Records from a data source
------------

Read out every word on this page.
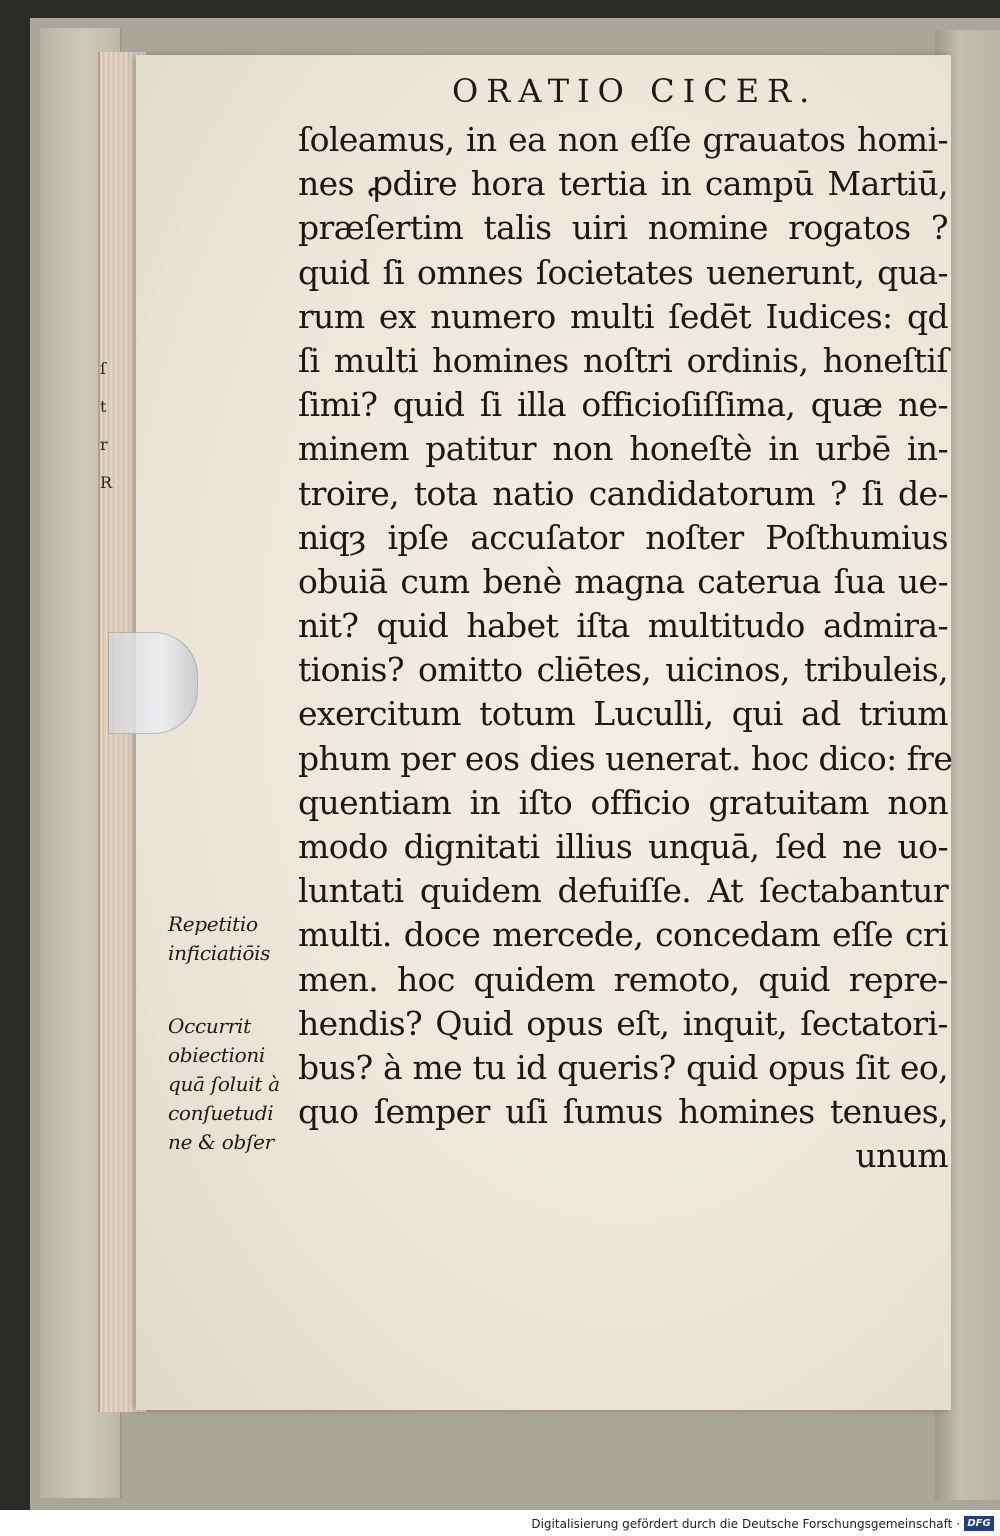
ſ
t
r
R
ORATIO CICER.
ſoleamus, in ea non eſſe grauatos homi-
nes ꝓdire hora tertia in campū Martiū,
præſertim talis uiri nomine rogatos ?
quid ſi omnes ſocietates uenerunt, qua-
rum ex numero multi ſedēt Iudices: qd
ſi multi homines noſtri ordinis, honeſtiſ
ſimi? quid ſi illa officioſiſſima, quæ ne-
minem patitur non honeſtè in urbē in-
troire, tota natio candidatorum ? ſi de-
niqȝ ipſe accuſator noſter Poſthumius
obuiā cum benè magna caterua ſua ue-
nit? quid habet iſta multitudo admira-
tionis? omitto cliētes, uicinos, tribuleis,
exercitum totum Luculli, qui ad trium
phum per eos dies uenerat. hoc dico: fre
quentiam in iſto officio gratuitam non
modo dignitati illius unquā, ſed ne uo-
luntati quidem defuiſſe. At ſectabantur
multi. doce mercede, concedam eſſe cri
men. hoc quidem remoto, quid repre-
hendis? Quid opus eſt, inquit, ſectatori-
bus? à me tu id queris? quid opus ſit eo,
quo ſemper uſi ſumus homines tenues,
unum
Repetitio
inficiatiōis
Occurrit
obiectioni
quā ſoluit à
conſuetudi
ne & obſer
Digitalisierung gefördert durch die Deutsche Forschungsgemeinschaft · DFG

------------

• TASK OBJECTIVE: Transcribe all the lines above exactly, apart from the pictures.

• WRITTEN REPLY:
Read out every word on this page.
ſ
t
r
R
ORATIO CICER.
ſoleamus, in ea non eſſe grauatos homi-
nes ꝓdire hora tertia in campū Martiū,
præſertim talis uiri nomine rogatos ?
quid ſi omnes ſocietates uenerunt, qua-
rum ex numero multi ſedēt Iudices: qd
ſi multi homines noſtri ordinis, honeſtiſ
ſimi? quid ſi illa officioſiſſima, quæ ne-
minem patitur non honeſtè in urbē in-
troire, tota natio candidatorum ? ſi de-
niqȝ ipſe accuſator noſter Poſthumius
obuiā cum benè magna caterua ſua ue-
nit? quid habet iſta multitudo admira-
tionis? omitto cliētes, uicinos, tribuleis,
exercitum totum Luculli, qui ad trium
phum per eos dies uenerat. hoc dico: fre
quentiam in iſto officio gratuitam non
modo dignitati illius unquā, ſed ne uo-
luntati quidem defuiſſe. At ſectabantur
multi. doce mercede, concedam eſſe cri
men. hoc quidem remoto, quid repre-
hendis? Quid opus eſt, inquit, ſectatori-
bus? à me tu id queris? quid opus ſit eo,
quo ſemper uſi ſumus homines tenues,
unum
Repetitio
inficiatiōis
Occurrit
obiectioni
quā ſoluit à
conſuetudi
ne & obſer
Digitalisierung gefördert durch die Deutsche Forschungsgemeinschaft · DFG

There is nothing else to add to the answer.